→ **Document structure recognition data**
= = = = =

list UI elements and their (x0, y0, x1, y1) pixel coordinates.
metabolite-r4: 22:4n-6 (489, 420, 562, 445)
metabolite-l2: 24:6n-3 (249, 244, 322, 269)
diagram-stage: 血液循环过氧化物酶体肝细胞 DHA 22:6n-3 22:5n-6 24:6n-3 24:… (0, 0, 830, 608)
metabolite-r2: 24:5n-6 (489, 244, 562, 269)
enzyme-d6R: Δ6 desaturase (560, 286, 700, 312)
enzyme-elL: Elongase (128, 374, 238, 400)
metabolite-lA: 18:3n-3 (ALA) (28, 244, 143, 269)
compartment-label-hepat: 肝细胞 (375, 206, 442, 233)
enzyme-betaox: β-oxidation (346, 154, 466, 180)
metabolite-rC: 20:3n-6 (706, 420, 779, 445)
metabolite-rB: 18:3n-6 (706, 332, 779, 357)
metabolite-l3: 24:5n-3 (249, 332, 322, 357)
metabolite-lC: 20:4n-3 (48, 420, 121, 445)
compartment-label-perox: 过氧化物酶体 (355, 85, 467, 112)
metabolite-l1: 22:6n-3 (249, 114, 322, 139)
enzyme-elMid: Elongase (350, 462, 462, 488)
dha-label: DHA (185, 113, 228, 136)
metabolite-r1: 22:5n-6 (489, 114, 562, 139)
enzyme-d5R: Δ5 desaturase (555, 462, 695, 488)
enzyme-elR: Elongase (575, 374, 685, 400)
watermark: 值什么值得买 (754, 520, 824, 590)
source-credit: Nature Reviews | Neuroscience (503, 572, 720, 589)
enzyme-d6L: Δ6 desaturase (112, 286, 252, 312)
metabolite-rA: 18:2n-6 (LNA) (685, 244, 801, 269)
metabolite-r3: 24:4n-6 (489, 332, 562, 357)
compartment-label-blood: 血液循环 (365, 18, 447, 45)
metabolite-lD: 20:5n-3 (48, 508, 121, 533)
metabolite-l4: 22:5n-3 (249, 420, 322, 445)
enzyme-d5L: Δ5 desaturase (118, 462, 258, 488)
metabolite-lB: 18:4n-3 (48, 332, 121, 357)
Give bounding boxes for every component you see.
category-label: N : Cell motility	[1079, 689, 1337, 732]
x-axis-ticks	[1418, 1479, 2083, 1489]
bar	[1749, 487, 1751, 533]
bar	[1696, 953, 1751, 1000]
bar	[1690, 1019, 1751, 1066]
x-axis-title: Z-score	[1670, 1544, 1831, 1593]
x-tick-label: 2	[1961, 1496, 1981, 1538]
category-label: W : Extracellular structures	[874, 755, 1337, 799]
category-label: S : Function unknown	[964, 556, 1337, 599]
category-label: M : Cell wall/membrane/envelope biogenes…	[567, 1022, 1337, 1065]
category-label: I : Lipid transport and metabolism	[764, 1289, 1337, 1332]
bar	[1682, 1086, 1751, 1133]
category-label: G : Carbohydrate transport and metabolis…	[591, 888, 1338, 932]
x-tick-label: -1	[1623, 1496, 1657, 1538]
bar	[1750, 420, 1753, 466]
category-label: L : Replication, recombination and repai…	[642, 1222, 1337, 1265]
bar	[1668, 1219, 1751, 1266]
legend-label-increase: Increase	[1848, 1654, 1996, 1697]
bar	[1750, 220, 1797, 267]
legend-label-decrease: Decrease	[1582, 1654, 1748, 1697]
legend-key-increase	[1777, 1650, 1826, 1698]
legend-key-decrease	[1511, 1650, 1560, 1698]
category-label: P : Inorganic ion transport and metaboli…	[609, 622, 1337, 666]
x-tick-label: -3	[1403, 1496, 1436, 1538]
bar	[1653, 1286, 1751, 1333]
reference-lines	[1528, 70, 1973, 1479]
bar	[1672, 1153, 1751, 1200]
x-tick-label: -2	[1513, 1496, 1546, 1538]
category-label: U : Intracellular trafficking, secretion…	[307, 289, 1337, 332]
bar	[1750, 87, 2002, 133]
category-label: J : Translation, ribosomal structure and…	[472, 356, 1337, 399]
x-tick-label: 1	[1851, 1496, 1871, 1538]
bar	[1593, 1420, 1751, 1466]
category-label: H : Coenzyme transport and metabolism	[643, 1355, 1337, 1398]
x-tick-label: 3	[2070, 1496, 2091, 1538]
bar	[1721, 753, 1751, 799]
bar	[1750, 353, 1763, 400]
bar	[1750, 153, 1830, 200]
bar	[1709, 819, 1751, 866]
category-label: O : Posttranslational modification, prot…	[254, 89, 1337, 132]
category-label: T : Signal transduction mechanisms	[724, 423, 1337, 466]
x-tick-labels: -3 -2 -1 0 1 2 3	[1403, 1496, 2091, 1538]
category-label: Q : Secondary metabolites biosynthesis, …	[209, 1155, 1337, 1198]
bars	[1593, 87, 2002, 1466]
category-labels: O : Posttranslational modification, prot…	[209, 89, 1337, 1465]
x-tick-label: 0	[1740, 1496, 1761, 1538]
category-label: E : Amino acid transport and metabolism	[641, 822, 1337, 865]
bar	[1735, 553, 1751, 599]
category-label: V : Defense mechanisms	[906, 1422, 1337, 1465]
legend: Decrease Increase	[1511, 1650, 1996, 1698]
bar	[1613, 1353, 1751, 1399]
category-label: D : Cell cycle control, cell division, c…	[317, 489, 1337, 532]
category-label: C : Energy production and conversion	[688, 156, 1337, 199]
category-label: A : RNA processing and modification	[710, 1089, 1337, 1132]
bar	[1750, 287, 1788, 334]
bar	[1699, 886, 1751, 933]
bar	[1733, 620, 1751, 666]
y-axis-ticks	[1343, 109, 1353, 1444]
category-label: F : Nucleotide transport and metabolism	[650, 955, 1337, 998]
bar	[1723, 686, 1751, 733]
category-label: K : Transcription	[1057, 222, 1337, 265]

= = = = =

→ **EXERCISE OBJECTIVE**
Word for word, repeat every entry listed above.

→ **COMPLETED EXERCISE**
list UI elements and their (x0, y0, x1, y1) pixel coordinates.
metabolite-r4: 22:4n-6 (489, 420, 562, 445)
metabolite-l2: 24:6n-3 (249, 244, 322, 269)
diagram-stage: 血液循环过氧化物酶体肝细胞 DHA 22:6n-3 22:5n-6 24:6n-3 24:… (0, 0, 830, 608)
metabolite-r2: 24:5n-6 (489, 244, 562, 269)
enzyme-d6R: Δ6 desaturase (560, 286, 700, 312)
enzyme-elL: Elongase (128, 374, 238, 400)
metabolite-lA: 18:3n-3 (ALA) (28, 244, 143, 269)
compartment-label-hepat: 肝细胞 (375, 206, 442, 233)
enzyme-betaox: β-oxidation (346, 154, 466, 180)
metabolite-rC: 20:3n-6 (706, 420, 779, 445)
metabolite-rB: 18:3n-6 (706, 332, 779, 357)
metabolite-l3: 24:5n-3 (249, 332, 322, 357)
metabolite-lC: 20:4n-3 (48, 420, 121, 445)
compartment-label-perox: 过氧化物酶体 (355, 85, 467, 112)
metabolite-l1: 22:6n-3 (249, 114, 322, 139)
enzyme-elMid: Elongase (350, 462, 462, 488)
dha-label: DHA (185, 113, 228, 136)
metabolite-r1: 22:5n-6 (489, 114, 562, 139)
enzyme-d5R: Δ5 desaturase (555, 462, 695, 488)
enzyme-elR: Elongase (575, 374, 685, 400)
watermark: 值什么值得买 (754, 520, 824, 590)
source-credit: Nature Reviews | Neuroscience (503, 572, 720, 589)
enzyme-d6L: Δ6 desaturase (112, 286, 252, 312)
metabolite-rA: 18:2n-6 (LNA) (685, 244, 801, 269)
metabolite-r3: 24:4n-6 (489, 332, 562, 357)
compartment-label-blood: 血液循环 (365, 18, 447, 45)
metabolite-lD: 20:5n-3 (48, 508, 121, 533)
metabolite-l4: 22:5n-3 (249, 420, 322, 445)
enzyme-d5L: Δ5 desaturase (118, 462, 258, 488)
metabolite-lB: 18:4n-3 (48, 332, 121, 357)
Give bounding boxes for every component you see.
category-label: N : Cell motility	[1079, 689, 1337, 732]
x-axis-ticks	[1418, 1479, 2083, 1489]
bar	[1749, 487, 1751, 533]
bar	[1696, 953, 1751, 1000]
bar	[1690, 1019, 1751, 1066]
x-axis-title: Z-score	[1670, 1544, 1831, 1593]
x-tick-label: 2	[1961, 1496, 1981, 1538]
category-label: W : Extracellular structures	[874, 755, 1337, 799]
category-label: S : Function unknown	[964, 556, 1337, 599]
category-label: M : Cell wall/membrane/envelope biogenes…	[567, 1022, 1337, 1065]
category-label: I : Lipid transport and metabolism	[764, 1289, 1337, 1332]
bar	[1682, 1086, 1751, 1133]
category-label: G : Carbohydrate transport and metabolis…	[591, 888, 1338, 932]
x-tick-label: -1	[1623, 1496, 1657, 1538]
bar	[1750, 420, 1753, 466]
category-label: L : Replication, recombination and repai…	[642, 1222, 1337, 1265]
bar	[1668, 1219, 1751, 1266]
legend-label-increase: Increase	[1848, 1654, 1996, 1697]
bar	[1750, 220, 1797, 267]
legend-label-decrease: Decrease	[1582, 1654, 1748, 1697]
legend-key-increase	[1777, 1650, 1826, 1698]
legend-key-decrease	[1511, 1650, 1560, 1698]
category-label: P : Inorganic ion transport and metaboli…	[609, 622, 1337, 666]
x-tick-label: -3	[1403, 1496, 1436, 1538]
bar	[1653, 1286, 1751, 1333]
reference-lines	[1528, 70, 1973, 1479]
bar	[1672, 1153, 1751, 1200]
x-tick-label: -2	[1513, 1496, 1546, 1538]
category-label: U : Intracellular trafficking, secretion…	[307, 289, 1337, 332]
bar	[1750, 87, 2002, 133]
category-label: J : Translation, ribosomal structure and…	[472, 356, 1337, 399]
x-tick-label: 1	[1851, 1496, 1871, 1538]
bar	[1593, 1420, 1751, 1466]
category-label: H : Coenzyme transport and metabolism	[643, 1355, 1337, 1398]
x-tick-label: 3	[2070, 1496, 2091, 1538]
bar	[1721, 753, 1751, 799]
bar	[1750, 353, 1763, 400]
bar	[1750, 153, 1830, 200]
bar	[1709, 819, 1751, 866]
category-label: O : Posttranslational modification, prot…	[254, 89, 1337, 132]
category-label: T : Signal transduction mechanisms	[724, 423, 1337, 466]
x-tick-labels: -3 -2 -1 0 1 2 3	[1403, 1496, 2091, 1538]
category-label: Q : Secondary metabolites biosynthesis, …	[209, 1155, 1337, 1198]
bars	[1593, 87, 2002, 1466]
category-labels: O : Posttranslational modification, prot…	[209, 89, 1337, 1465]
x-tick-label: 0	[1740, 1496, 1761, 1538]
category-label: E : Amino acid transport and metabolism	[641, 822, 1337, 865]
bar	[1735, 553, 1751, 599]
category-label: V : Defense mechanisms	[906, 1422, 1337, 1465]
legend: Decrease Increase	[1511, 1650, 1996, 1698]
bar	[1613, 1353, 1751, 1399]
category-label: D : Cell cycle control, cell division, c…	[317, 489, 1337, 532]
category-label: C : Energy production and conversion	[688, 156, 1337, 199]
category-label: A : RNA processing and modification	[710, 1089, 1337, 1132]
bar	[1750, 287, 1788, 334]
bar	[1699, 886, 1751, 933]
bar	[1733, 620, 1751, 666]
y-axis-ticks	[1343, 109, 1353, 1444]
category-label: F : Nucleotide transport and metabolism	[650, 955, 1337, 998]
bar	[1723, 686, 1751, 733]
category-label: K : Transcription	[1057, 222, 1337, 265]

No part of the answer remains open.